* _Exercise aim_:
Render the lines below as a JSON list of strings, one string per line, omitting blank lines.

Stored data
================

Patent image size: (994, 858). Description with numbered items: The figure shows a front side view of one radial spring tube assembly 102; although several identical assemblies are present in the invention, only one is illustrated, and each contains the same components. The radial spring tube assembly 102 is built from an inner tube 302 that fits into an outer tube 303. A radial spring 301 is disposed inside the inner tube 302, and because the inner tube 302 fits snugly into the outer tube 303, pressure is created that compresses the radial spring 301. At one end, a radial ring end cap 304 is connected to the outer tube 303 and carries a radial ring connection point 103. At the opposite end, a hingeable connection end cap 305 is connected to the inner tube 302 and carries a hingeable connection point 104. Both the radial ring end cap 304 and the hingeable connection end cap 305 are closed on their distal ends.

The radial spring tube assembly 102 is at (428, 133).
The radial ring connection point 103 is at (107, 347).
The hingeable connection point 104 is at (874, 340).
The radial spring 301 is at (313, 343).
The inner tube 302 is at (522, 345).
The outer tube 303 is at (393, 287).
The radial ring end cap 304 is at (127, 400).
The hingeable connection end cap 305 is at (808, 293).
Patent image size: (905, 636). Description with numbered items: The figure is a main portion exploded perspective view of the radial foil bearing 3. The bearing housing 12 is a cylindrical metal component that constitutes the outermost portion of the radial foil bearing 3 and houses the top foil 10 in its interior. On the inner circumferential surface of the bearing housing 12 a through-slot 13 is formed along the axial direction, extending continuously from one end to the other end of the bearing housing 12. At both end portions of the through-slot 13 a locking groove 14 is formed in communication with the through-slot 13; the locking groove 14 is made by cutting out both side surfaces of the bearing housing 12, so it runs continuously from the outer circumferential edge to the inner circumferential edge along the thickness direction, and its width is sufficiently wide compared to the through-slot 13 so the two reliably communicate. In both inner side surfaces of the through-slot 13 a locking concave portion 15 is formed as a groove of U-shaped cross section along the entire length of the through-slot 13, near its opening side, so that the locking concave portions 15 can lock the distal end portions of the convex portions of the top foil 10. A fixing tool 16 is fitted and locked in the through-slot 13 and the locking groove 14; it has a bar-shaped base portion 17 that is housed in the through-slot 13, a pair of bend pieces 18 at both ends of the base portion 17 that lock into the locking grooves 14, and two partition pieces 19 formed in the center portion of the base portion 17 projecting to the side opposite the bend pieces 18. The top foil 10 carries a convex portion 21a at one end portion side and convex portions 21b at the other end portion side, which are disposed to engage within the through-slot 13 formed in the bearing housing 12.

================

* _Exercise solution_:
[
  "Patent image size: (994, 858). Description with numbered items: The figure shows a front side view of one radial spring tube assembly 102; although several identical assemblies are present in the invention, only one is illustrated, and each contains the same components. The radial spring tube assembly 102 is built from an inner tube 302 that fits into an outer tube 303. A radial spring 301 is disposed inside the inner tube 302, and because the inner tube 302 fits snugly into the outer tube 303, pressure is created that compresses the radial spring 301. At one end, a radial ring end cap 304 is connected to the outer tube 303 and carries a radial ring connection point 103. At the opposite end, a hingeable connection end cap 305 is connected to the inner tube 302 and carries a hingeable connection point 104. Both the radial ring end cap 304 and the hingeable connection end cap 305 are closed on their distal ends.",
  "The radial spring tube assembly 102 is at (428, 133).",
  "The radial ring connection point 103 is at (107, 347).",
  "The hingeable connection point 104 is at (874, 340).",
  "The radial spring 301 is at (313, 343).",
  "The inner tube 302 is at (522, 345).",
  "The outer tube 303 is at (393, 287).",
  "The radial ring end cap 304 is at (127, 400).",
  "The hingeable connection end cap 305 is at (808, 293).",
  "Patent image size: (905, 636). Description with numbered items: The figure is a main portion exploded perspective view of the radial foil bearing 3. The bearing housing 12 is a cylindrical metal component that constitutes the outermost portion of the radial foil bearing 3 and houses the top foil 10 in its interior. On the inner circumferential surface of the bearing housing 12 a through-slot 13 is formed along the axial direction, extending continuously from one end to the other end of the bearing housing 12. At both end portions of the through-slot 13 a locking groove 14 is formed in communication with the through-slot 13; the locking groove 14 is made by cutting out both side surfaces of the bearing housing 12, so it runs continuously from the outer circumferential edge to the inner circumferential edge along the thickness direction, and its width is sufficiently wide compared to the through-slot 13 so the two reliably communicate. In both inner side surfaces of the through-slot 13 a locking concave portion 15 is formed as a groove of U-shaped cross section along the entire length of the through-slot 13, near its opening side, so that the locking concave portions 15 can lock the distal end portions of the convex portions of the top foil 10. A fixing tool 16 is fitted and locked in the through-slot 13 and the locking groove 14; it has a bar-shaped base portion 17 that is housed in the through-slot 13, a pair of bend pieces 18 at both ends of the base portion 17 that lock into the locking grooves 14, and two partition pieces 19 formed in the center portion of the base portion 17 projecting to the side opposite the bend pieces 18. The top foil 10 carries a convex portion 21a at one end portion side and convex portions 21b at the other end portion side, which are disposed to engage within the through-slot 13 formed in the bearing housing 12."
]